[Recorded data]
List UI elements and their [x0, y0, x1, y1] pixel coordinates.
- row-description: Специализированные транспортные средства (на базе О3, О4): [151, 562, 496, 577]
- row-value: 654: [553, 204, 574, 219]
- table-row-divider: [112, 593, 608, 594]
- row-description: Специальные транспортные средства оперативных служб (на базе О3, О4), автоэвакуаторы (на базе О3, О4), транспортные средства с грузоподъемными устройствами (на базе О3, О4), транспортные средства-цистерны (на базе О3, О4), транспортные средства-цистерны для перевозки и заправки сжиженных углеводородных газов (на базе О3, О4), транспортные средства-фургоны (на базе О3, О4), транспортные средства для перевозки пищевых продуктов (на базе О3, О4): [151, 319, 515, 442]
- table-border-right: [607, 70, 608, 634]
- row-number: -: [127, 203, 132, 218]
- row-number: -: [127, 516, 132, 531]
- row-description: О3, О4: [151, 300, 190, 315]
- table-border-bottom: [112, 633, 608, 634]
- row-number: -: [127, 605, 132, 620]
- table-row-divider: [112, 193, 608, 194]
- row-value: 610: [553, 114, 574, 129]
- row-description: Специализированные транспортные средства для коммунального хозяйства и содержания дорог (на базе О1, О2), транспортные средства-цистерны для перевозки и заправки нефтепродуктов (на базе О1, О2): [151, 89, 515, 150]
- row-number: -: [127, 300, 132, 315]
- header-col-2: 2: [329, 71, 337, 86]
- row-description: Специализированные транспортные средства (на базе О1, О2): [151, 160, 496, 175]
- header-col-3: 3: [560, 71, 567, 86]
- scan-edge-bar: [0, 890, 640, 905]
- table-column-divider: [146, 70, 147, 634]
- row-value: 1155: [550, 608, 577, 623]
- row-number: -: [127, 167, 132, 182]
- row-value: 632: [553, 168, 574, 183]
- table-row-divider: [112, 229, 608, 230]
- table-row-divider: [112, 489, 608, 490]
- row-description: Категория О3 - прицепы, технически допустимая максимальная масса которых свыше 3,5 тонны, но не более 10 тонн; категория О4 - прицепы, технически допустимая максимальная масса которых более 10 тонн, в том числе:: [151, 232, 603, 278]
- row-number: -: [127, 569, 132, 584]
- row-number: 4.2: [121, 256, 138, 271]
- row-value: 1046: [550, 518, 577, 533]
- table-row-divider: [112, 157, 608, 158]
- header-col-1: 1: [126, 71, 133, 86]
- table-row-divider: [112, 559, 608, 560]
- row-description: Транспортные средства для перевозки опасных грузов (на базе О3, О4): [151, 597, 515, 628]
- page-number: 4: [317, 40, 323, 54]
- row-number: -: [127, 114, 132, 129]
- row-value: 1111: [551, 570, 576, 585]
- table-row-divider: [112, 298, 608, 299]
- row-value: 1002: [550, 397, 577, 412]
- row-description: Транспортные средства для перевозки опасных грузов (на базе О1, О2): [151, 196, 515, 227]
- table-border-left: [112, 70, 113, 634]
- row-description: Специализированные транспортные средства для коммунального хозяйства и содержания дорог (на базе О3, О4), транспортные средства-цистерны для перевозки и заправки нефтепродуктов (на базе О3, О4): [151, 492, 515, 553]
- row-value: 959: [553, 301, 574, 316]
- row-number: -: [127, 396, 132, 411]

*Written problem:*
Render every line of the listing above as a Markdown table with the columns Row and Text. Number each line in Row, and leave out any blank lines.

*Answer to this task:*
| Row | Text |
|---|---|
| 1 | List UI elements and their [x0, y0, x1, y1] pixel coordinates. |
| 2 | - row-description: Специализированные транспортные средства (на базе О3, О4): [151, 562, 496, 577] |
| 3 | - row-value: 654: [553, 204, 574, 219] |
| 4 | - table-row-divider: [112, 593, 608, 594] |
| 5 | - row-description: Специальные транспортные средства оперативных служб (на базе О3, О4), автоэвакуаторы (на базе О3, О4), транспортные средства с грузоподъемными устройствами (на базе О3, О4), транспортные средства-цистерны (на базе О3, О4), транспортные средства-цистерны для перевозки и заправки сжиженных углеводородных газов (на базе О3, О4), транспортные средства-фургоны (на базе О3, О4), транспортные средства для перевозки пищевых продуктов (на базе О3, О4): [151, 319, 515, 442] |
| 6 | - table-border-right: [607, 70, 608, 634] |
| 7 | - row-number: -: [127, 203, 132, 218] |
| 8 | - row-number: -: [127, 516, 132, 531] |
| 9 | - row-description: О3, О4: [151, 300, 190, 315] |
| 10 | - table-border-bottom: [112, 633, 608, 634] |
| 11 | - row-number: -: [127, 605, 132, 620] |
| 12 | - table-row-divider: [112, 193, 608, 194] |
| 13 | - row-value: 610: [553, 114, 574, 129] |
| 14 | - row-description: Специализированные транспортные средства для коммунального хозяйства и содержания дорог (на базе О1, О2), транспортные средства-цистерны для перевозки и заправки нефтепродуктов (на базе О1, О2): [151, 89, 515, 150] |
| 15 | - row-number: -: [127, 300, 132, 315] |
| 16 | - header-col-2: 2: [329, 71, 337, 86] |
| 17 | - row-description: Специализированные транспортные средства (на базе О1, О2): [151, 160, 496, 175] |
| 18 | - header-col-3: 3: [560, 71, 567, 86] |
| 19 | - scan-edge-bar: [0, 890, 640, 905] |
| 20 | - table-column-divider: [146, 70, 147, 634] |
| 21 | - row-value: 1155: [550, 608, 577, 623] |
| 22 | - row-number: -: [127, 167, 132, 182] |
| 23 | - row-value: 632: [553, 168, 574, 183] |
| 24 | - table-row-divider: [112, 229, 608, 230] |
| 25 | - table-row-divider: [112, 489, 608, 490] |
| 26 | - row-description: Категория О3 - прицепы, технически допустимая максимальная масса которых свыше 3,5 тонны, но не более 10 тонн; категория О4 - прицепы, технически допустимая максимальная масса которых более 10 тонн, в том числе:: [151, 232, 603, 278] |
| 27 | - row-number: -: [127, 569, 132, 584] |
| 28 | - row-number: 4.2: [121, 256, 138, 271] |
| 29 | - row-value: 1046: [550, 518, 577, 533] |
| 30 | - table-row-divider: [112, 157, 608, 158] |
| 31 | - header-col-1: 1: [126, 71, 133, 86] |
| 32 | - table-row-divider: [112, 559, 608, 560] |
| 33 | - row-description: Транспортные средства для перевозки опасных грузов (на базе О3, О4): [151, 597, 515, 628] |
| 34 | - page-number: 4: [317, 40, 323, 54] |
| 35 | - row-number: -: [127, 114, 132, 129] |
| 36 | - row-value: 1111: [551, 570, 576, 585] |
| 37 | - table-row-divider: [112, 298, 608, 299] |
| 38 | - row-value: 1002: [550, 397, 577, 412] |
| 39 | - row-description: Транспортные средства для перевозки опасных грузов (на базе О1, О2): [151, 196, 515, 227] |
| 40 | - table-border-left: [112, 70, 113, 634] |
| 41 | - row-description: Специализированные транспортные средства для коммунального хозяйства и содержания дорог (на базе О3, О4), транспортные средства-цистерны для перевозки и заправки нефтепродуктов (на базе О3, О4): [151, 492, 515, 553] |
| 42 | - row-value: 959: [553, 301, 574, 316] |
| 43 | - row-number: -: [127, 396, 132, 411] |